'''

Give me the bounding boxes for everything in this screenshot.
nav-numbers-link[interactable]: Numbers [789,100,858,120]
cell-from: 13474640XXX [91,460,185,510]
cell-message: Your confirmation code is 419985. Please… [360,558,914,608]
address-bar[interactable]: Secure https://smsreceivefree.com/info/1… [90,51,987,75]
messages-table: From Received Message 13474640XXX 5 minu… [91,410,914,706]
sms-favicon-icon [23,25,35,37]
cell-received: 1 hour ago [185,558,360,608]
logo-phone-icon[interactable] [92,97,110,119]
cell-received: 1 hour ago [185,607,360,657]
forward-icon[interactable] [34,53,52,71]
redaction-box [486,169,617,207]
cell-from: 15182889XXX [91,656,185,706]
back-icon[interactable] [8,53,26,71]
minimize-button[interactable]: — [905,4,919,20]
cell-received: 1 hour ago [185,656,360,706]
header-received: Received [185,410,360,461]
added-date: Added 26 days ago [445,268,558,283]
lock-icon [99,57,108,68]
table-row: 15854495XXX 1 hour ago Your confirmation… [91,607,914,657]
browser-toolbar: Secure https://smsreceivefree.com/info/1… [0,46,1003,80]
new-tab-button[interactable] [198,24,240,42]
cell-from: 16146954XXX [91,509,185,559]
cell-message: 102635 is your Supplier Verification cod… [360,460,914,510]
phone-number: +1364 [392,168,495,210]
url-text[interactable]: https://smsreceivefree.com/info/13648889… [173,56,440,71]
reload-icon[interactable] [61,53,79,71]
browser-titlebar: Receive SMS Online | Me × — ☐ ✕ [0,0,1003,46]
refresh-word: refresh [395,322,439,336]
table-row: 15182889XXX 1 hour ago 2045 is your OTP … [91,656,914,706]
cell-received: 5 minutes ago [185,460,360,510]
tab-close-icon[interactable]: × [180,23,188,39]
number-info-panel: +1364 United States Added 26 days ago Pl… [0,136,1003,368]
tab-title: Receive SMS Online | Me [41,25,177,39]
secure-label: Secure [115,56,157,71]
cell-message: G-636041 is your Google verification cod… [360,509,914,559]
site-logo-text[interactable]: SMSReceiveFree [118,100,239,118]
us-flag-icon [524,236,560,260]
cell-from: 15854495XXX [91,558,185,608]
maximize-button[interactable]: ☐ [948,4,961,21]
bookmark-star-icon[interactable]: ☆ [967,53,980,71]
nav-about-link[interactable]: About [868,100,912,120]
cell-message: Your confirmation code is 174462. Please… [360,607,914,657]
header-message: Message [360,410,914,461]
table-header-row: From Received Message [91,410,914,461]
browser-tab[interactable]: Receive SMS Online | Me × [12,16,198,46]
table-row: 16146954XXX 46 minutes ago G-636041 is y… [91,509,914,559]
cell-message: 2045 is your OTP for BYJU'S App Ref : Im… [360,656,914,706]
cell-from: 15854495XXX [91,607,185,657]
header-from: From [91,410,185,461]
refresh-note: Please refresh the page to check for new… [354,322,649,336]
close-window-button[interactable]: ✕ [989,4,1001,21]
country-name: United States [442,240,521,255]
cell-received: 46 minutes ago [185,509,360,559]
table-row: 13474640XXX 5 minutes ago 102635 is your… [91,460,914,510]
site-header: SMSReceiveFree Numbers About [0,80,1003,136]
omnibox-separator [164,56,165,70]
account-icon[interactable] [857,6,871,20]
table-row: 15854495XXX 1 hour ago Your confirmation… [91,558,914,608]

'''

Short exercise — Reproduce the lines above character for character.

Complete output —
Give me the bounding boxes for everything in this screenshot.
nav-numbers-link[interactable]: Numbers [789,100,858,120]
cell-from: 13474640XXX [91,460,185,510]
cell-message: Your confirmation code is 419985. Please… [360,558,914,608]
address-bar[interactable]: Secure https://smsreceivefree.com/info/1… [90,51,987,75]
messages-table: From Received Message 13474640XXX 5 minu… [91,410,914,706]
sms-favicon-icon [23,25,35,37]
cell-received: 1 hour ago [185,558,360,608]
logo-phone-icon[interactable] [92,97,110,119]
cell-received: 1 hour ago [185,607,360,657]
forward-icon[interactable] [34,53,52,71]
redaction-box [486,169,617,207]
cell-from: 15182889XXX [91,656,185,706]
back-icon[interactable] [8,53,26,71]
minimize-button[interactable]: — [905,4,919,20]
cell-received: 1 hour ago [185,656,360,706]
header-received: Received [185,410,360,461]
added-date: Added 26 days ago [445,268,558,283]
lock-icon [99,57,108,68]
table-row: 15854495XXX 1 hour ago Your confirmation… [91,607,914,657]
browser-toolbar: Secure https://smsreceivefree.com/info/1… [0,46,1003,80]
new-tab-button[interactable] [198,24,240,42]
cell-from: 16146954XXX [91,509,185,559]
cell-message: 102635 is your Supplier Verification cod… [360,460,914,510]
phone-number: +1364 [392,168,495,210]
url-text[interactable]: https://smsreceivefree.com/info/13648889… [173,56,440,71]
reload-icon[interactable] [61,53,79,71]
browser-titlebar: Receive SMS Online | Me × — ☐ ✕ [0,0,1003,46]
refresh-word: refresh [395,322,439,336]
table-row: 15182889XXX 1 hour ago 2045 is your OTP … [91,656,914,706]
cell-received: 5 minutes ago [185,460,360,510]
tab-close-icon[interactable]: × [180,23,188,39]
number-info-panel: +1364 United States Added 26 days ago Pl… [0,136,1003,368]
tab-title: Receive SMS Online | Me [41,25,177,39]
secure-label: Secure [115,56,157,71]
cell-message: G-636041 is your Google verification cod… [360,509,914,559]
site-logo-text[interactable]: SMSReceiveFree [118,100,239,118]
us-flag-icon [524,236,560,260]
cell-from: 15854495XXX [91,558,185,608]
maximize-button[interactable]: ☐ [948,4,961,21]
bookmark-star-icon[interactable]: ☆ [967,53,980,71]
nav-about-link[interactable]: About [868,100,912,120]
cell-message: Your confirmation code is 174462. Please… [360,607,914,657]
header-message: Message [360,410,914,461]
table-header-row: From Received Message [91,410,914,461]
browser-tab[interactable]: Receive SMS Online | Me × [12,16,198,46]
table-row: 16146954XXX 46 minutes ago G-636041 is y… [91,509,914,559]
cell-message: 2045 is your OTP for BYJU'S App Ref : Im… [360,656,914,706]
cell-from: 15854495XXX [91,607,185,657]
header-from: From [91,410,185,461]
refresh-note: Please refresh the page to check for new… [354,322,649,336]
close-window-button[interactable]: ✕ [989,4,1001,21]
country-name: United States [442,240,521,255]
cell-received: 46 minutes ago [185,509,360,559]
table-row: 13474640XXX 5 minutes ago 102635 is your… [91,460,914,510]
site-header: SMSReceiveFree Numbers About [0,80,1003,136]
omnibox-separator [164,56,165,70]
account-icon[interactable] [857,6,871,20]
table-row: 15854495XXX 1 hour ago Your confirmation… [91,558,914,608]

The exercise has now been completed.